* What you need to do: Give the number of lines that contain the string "create", and nothing else.
'''
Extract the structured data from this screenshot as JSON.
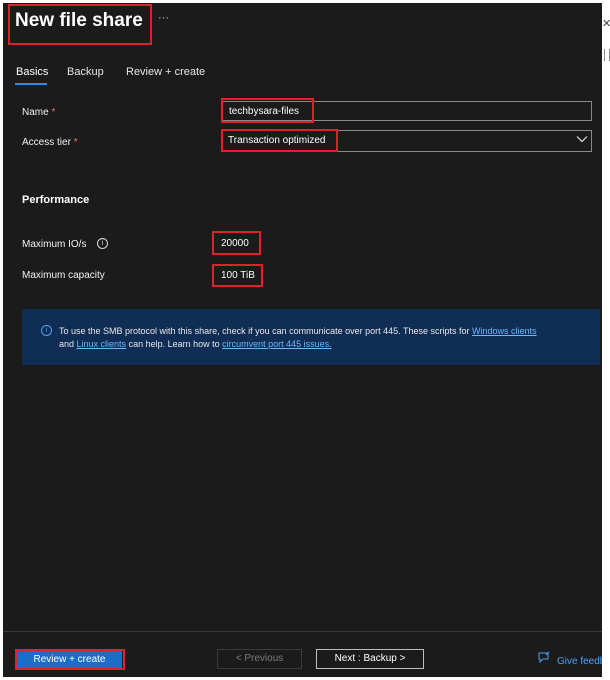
{
  "header": {
    "title": "New file share",
    "more": "···"
  },
  "tabs": [
    {
      "label": "Basics"
    },
    {
      "label": "Backup"
    },
    {
      "label": "Review + create"
    }
  ],
  "form": {
    "name_label": "Name",
    "required_mark": "*",
    "name_value": "techbysara-files",
    "tier_label": "Access tier",
    "tier_value": "Transaction optimized"
  },
  "performance": {
    "title": "Performance",
    "io_label": "Maximum IO/s",
    "io_value": "20000",
    "cap_label": "Maximum capacity",
    "cap_value": "100 TiB"
  },
  "banner": {
    "text1": "To use the SMB protocol with this share, check if you can communicate over port 445. These scripts for ",
    "link1": "Windows clients",
    "text2": "and ",
    "link2": "Linux clients",
    "text3": " can help. Learn how to ",
    "link3": "circumvent port 445 issues."
  },
  "footer": {
    "review_label": "Review + create",
    "prev_label": "< Previous",
    "next_label": "Next : Backup >",
    "feedback_label": "Give feedback"
  },
  "colors": {
    "panel_bg": "#1b1b1b",
    "accent": "#1a6ec8",
    "highlight": "#e0202a",
    "banner_bg": "#0f2d55",
    "link": "#6cb8ff"
  }
}
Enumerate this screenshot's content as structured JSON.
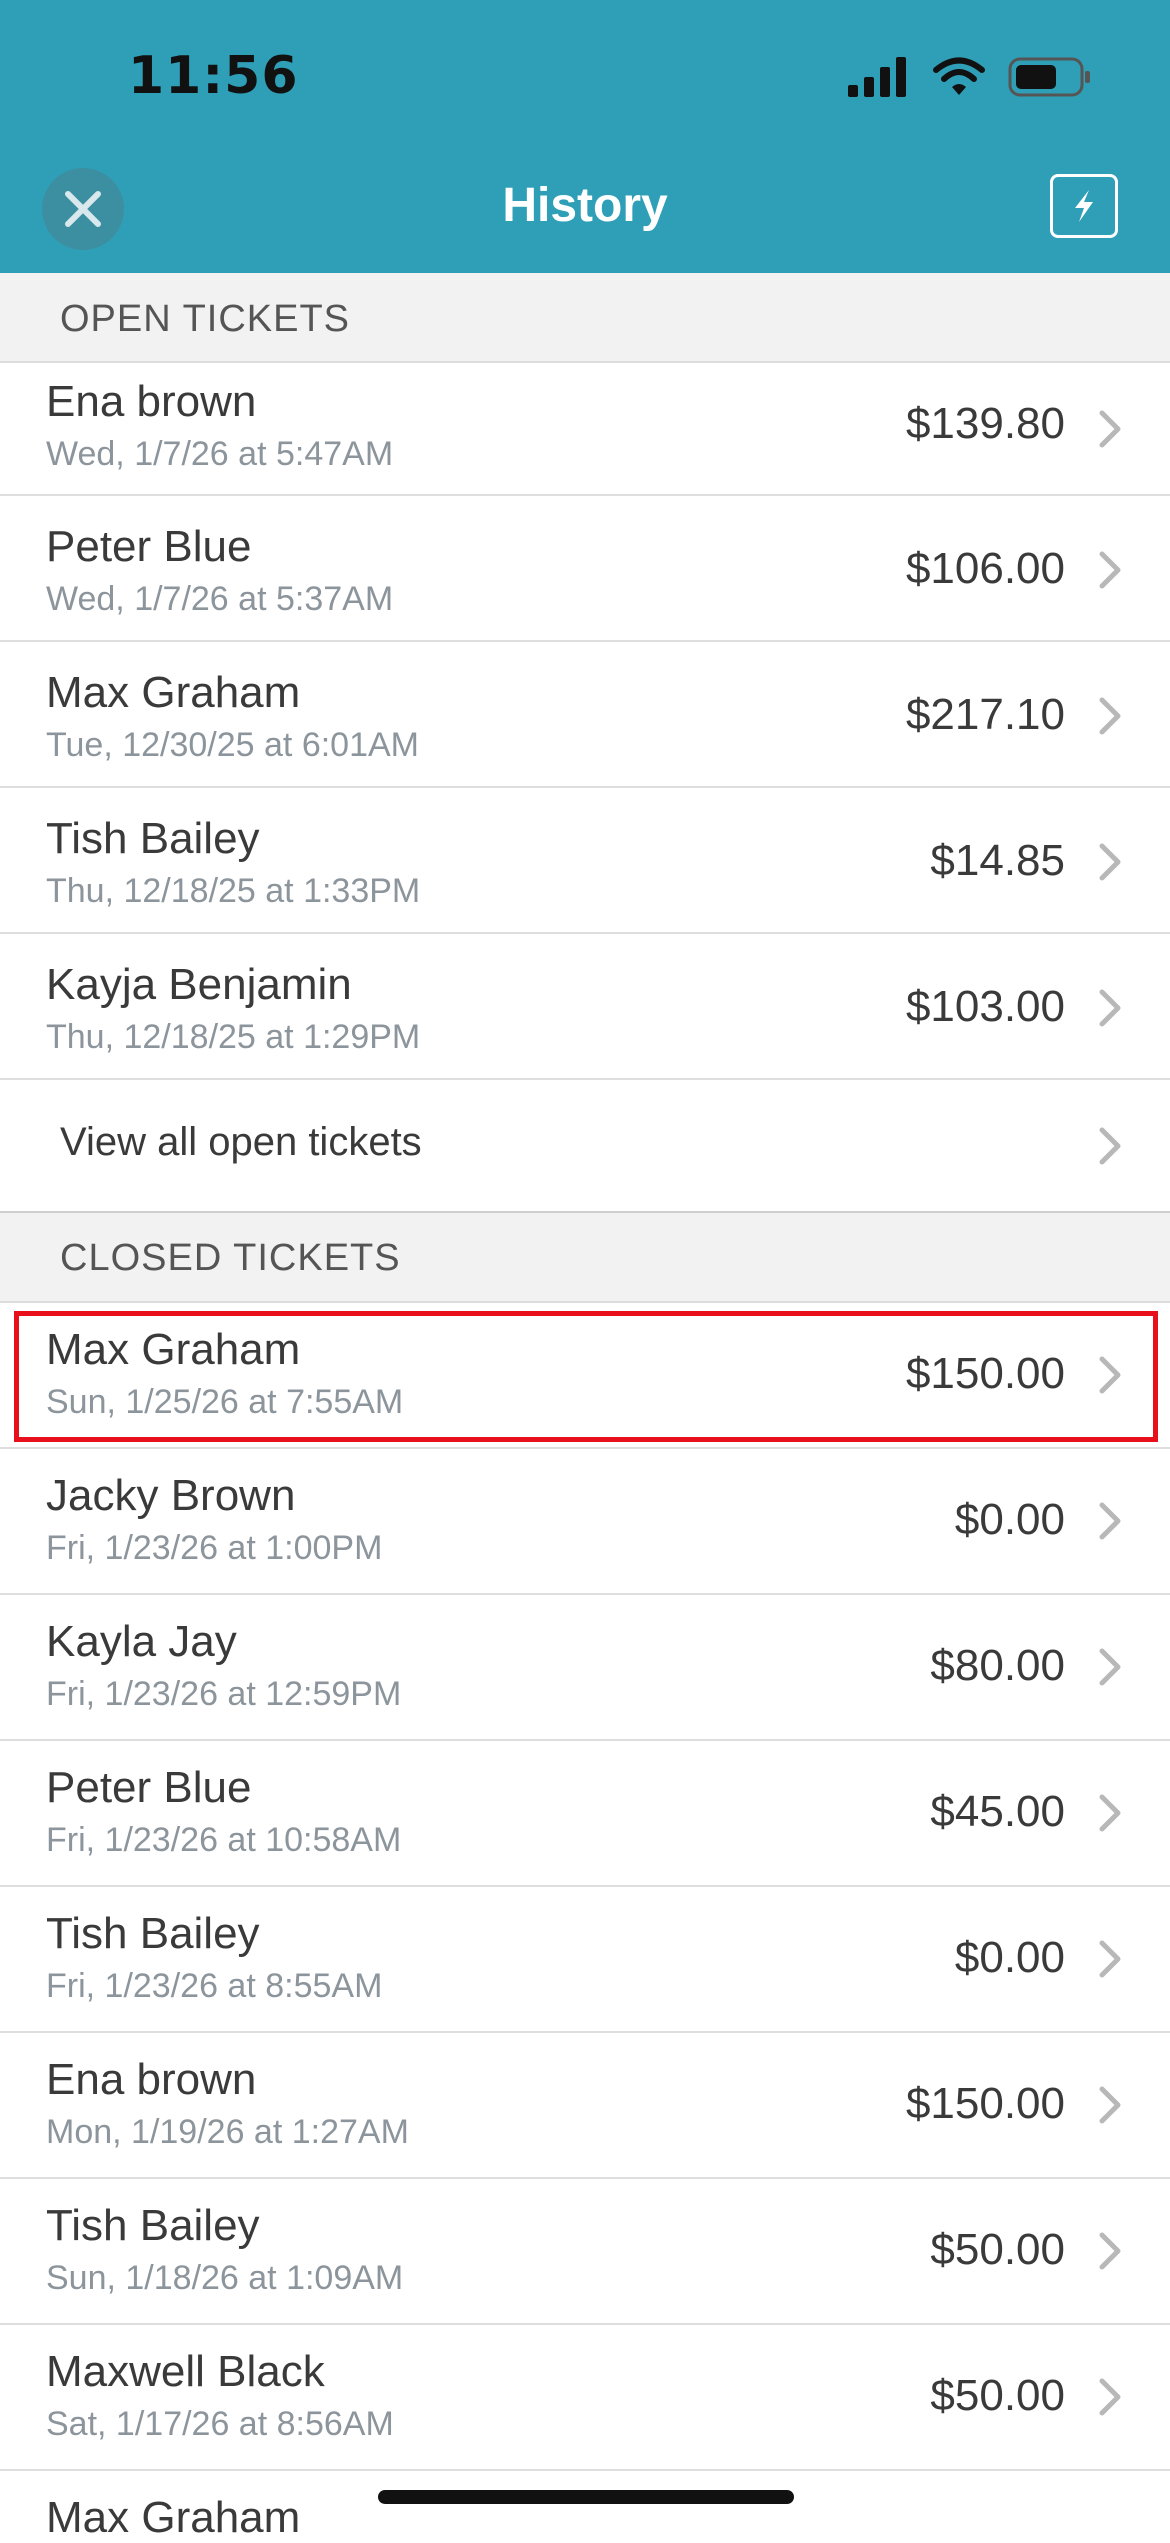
{
  "status": {
    "time": "11:56"
  },
  "header": {
    "title": "History"
  },
  "open_section": {
    "label": "OPEN TICKETS"
  },
  "open_tickets": [
    {
      "name": "Ena brown",
      "date": "Wed, 1/7/26 at 5:47AM",
      "amount": "$139.80"
    },
    {
      "name": "Peter Blue",
      "date": "Wed, 1/7/26 at 5:37AM",
      "amount": "$106.00"
    },
    {
      "name": "Max Graham",
      "date": "Tue, 12/30/25 at 6:01AM",
      "amount": "$217.10"
    },
    {
      "name": "Tish Bailey",
      "date": "Thu, 12/18/25 at 1:33PM",
      "amount": "$14.85"
    },
    {
      "name": "Kayja Benjamin",
      "date": "Thu, 12/18/25 at 1:29PM",
      "amount": "$103.00"
    }
  ],
  "view_all": {
    "label": "View all open tickets"
  },
  "closed_section": {
    "label": "CLOSED TICKETS"
  },
  "closed_tickets": [
    {
      "name": "Max Graham",
      "date": "Sun, 1/25/26 at 7:55AM",
      "amount": "$150.00"
    },
    {
      "name": "Jacky Brown",
      "date": "Fri, 1/23/26 at 1:00PM",
      "amount": "$0.00"
    },
    {
      "name": "Kayla Jay",
      "date": "Fri, 1/23/26 at 12:59PM",
      "amount": "$80.00"
    },
    {
      "name": "Peter Blue",
      "date": "Fri, 1/23/26 at 10:58AM",
      "amount": "$45.00"
    },
    {
      "name": "Tish Bailey",
      "date": "Fri, 1/23/26 at 8:55AM",
      "amount": "$0.00"
    },
    {
      "name": "Ena brown",
      "date": "Mon, 1/19/26 at 1:27AM",
      "amount": "$150.00"
    },
    {
      "name": "Tish Bailey",
      "date": "Sun, 1/18/26 at 1:09AM",
      "amount": "$50.00"
    },
    {
      "name": "Maxwell Black",
      "date": "Sat, 1/17/26 at 8:56AM",
      "amount": "$50.00"
    },
    {
      "name": "Max Graham",
      "date": "",
      "amount": ""
    }
  ],
  "colors": {
    "header": "#2f9fb7",
    "highlight": "#e8101c"
  },
  "icons": [
    "close-icon",
    "flash-icon",
    "chevron-right-icon",
    "signal-icon",
    "wifi-icon",
    "battery-icon"
  ]
}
'''
* Finished answer: 2